| DESCRIPTION OF THE TASK |
Copy all the data exactly, except the pictures.

| GIVEN RECORDS |
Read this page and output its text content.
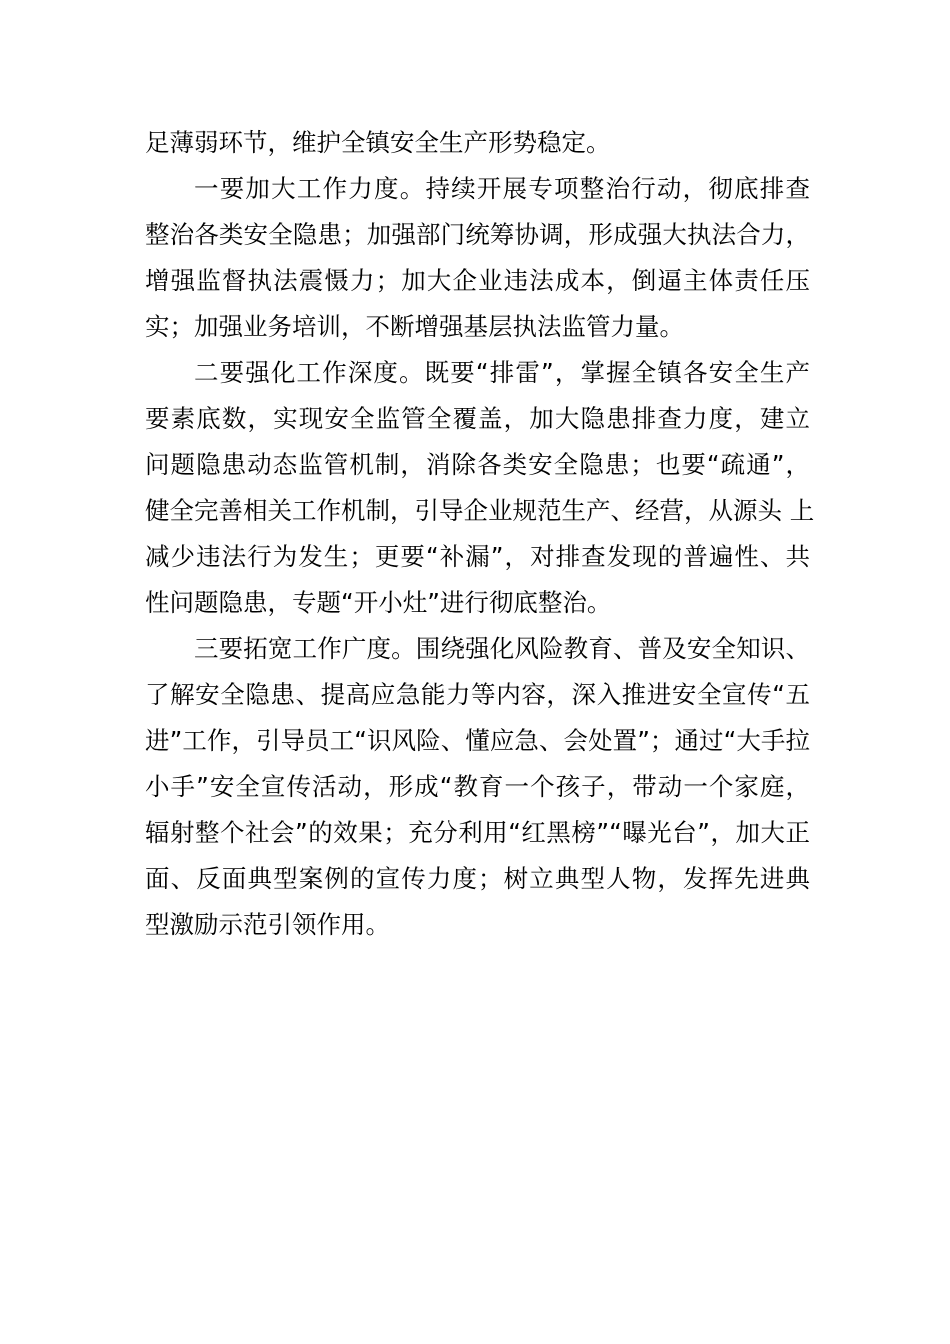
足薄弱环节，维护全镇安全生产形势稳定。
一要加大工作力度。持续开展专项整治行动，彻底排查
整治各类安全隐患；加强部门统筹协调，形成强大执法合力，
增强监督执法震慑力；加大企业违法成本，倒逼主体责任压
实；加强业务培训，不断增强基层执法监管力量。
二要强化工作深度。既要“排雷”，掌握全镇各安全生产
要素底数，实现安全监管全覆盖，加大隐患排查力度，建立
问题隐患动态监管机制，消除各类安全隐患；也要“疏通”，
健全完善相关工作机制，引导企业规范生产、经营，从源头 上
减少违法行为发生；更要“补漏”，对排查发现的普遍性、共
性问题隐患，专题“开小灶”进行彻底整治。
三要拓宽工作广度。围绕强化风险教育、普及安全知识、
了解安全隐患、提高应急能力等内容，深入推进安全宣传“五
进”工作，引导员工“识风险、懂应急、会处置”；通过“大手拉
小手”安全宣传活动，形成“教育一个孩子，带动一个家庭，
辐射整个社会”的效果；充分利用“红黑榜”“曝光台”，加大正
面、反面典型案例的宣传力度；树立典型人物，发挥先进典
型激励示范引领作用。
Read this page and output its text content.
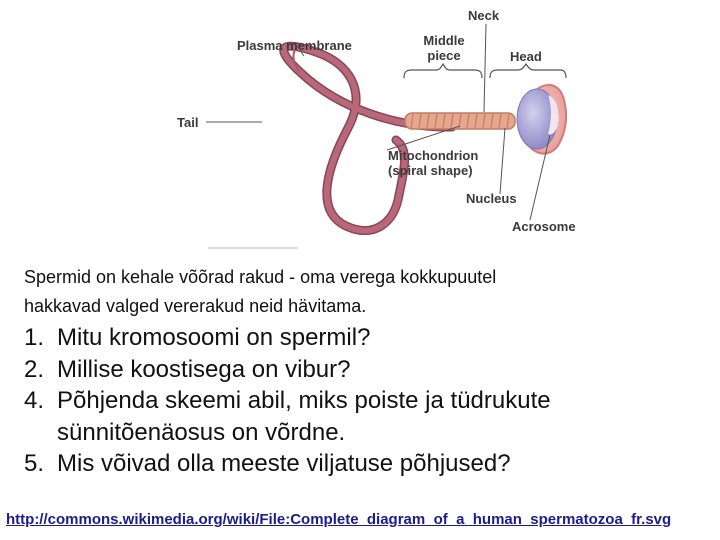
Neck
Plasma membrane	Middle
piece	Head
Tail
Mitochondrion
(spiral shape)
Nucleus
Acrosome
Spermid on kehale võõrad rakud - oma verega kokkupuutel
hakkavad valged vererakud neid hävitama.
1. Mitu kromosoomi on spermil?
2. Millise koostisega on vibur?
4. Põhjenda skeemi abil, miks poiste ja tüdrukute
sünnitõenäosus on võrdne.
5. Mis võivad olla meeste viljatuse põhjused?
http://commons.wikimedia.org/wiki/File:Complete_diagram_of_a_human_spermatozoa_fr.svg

| EXERCISE SOLUTION |
Read this page and output its text content.
足薄弱环节，维护全镇安全生产形势稳定。
一要加大工作力度。持续开展专项整治行动，彻底排查
整治各类安全隐患；加强部门统筹协调，形成强大执法合力，
增强监督执法震慑力；加大企业违法成本，倒逼主体责任压
实；加强业务培训，不断增强基层执法监管力量。
二要强化工作深度。既要“排雷”，掌握全镇各安全生产
要素底数，实现安全监管全覆盖，加大隐患排查力度，建立
问题隐患动态监管机制，消除各类安全隐患；也要“疏通”，
健全完善相关工作机制，引导企业规范生产、经营，从源头 上
减少违法行为发生；更要“补漏”，对排查发现的普遍性、共
性问题隐患，专题“开小灶”进行彻底整治。
三要拓宽工作广度。围绕强化风险教育、普及安全知识、
了解安全隐患、提高应急能力等内容，深入推进安全宣传“五
进”工作，引导员工“识风险、懂应急、会处置”；通过“大手拉
小手”安全宣传活动，形成“教育一个孩子，带动一个家庭，
辐射整个社会”的效果；充分利用“红黑榜”“曝光台”，加大正
面、反面典型案例的宣传力度；树立典型人物，发挥先进典
型激励示范引领作用。
Read this page and output its text content.
Neck
Plasma membrane	Middle
piece	Head
Tail
Mitochondrion
(spiral shape)
Nucleus
Acrosome
Spermid on kehale võõrad rakud - oma verega kokkupuutel
hakkavad valged vererakud neid hävitama.
1. Mitu kromosoomi on spermil?
2. Millise koostisega on vibur?
4. Põhjenda skeemi abil, miks poiste ja tüdrukute
sünnitõenäosus on võrdne.
5. Mis võivad olla meeste viljatuse põhjused?
http://commons.wikimedia.org/wiki/File:Complete_diagram_of_a_human_spermatozoa_fr.svg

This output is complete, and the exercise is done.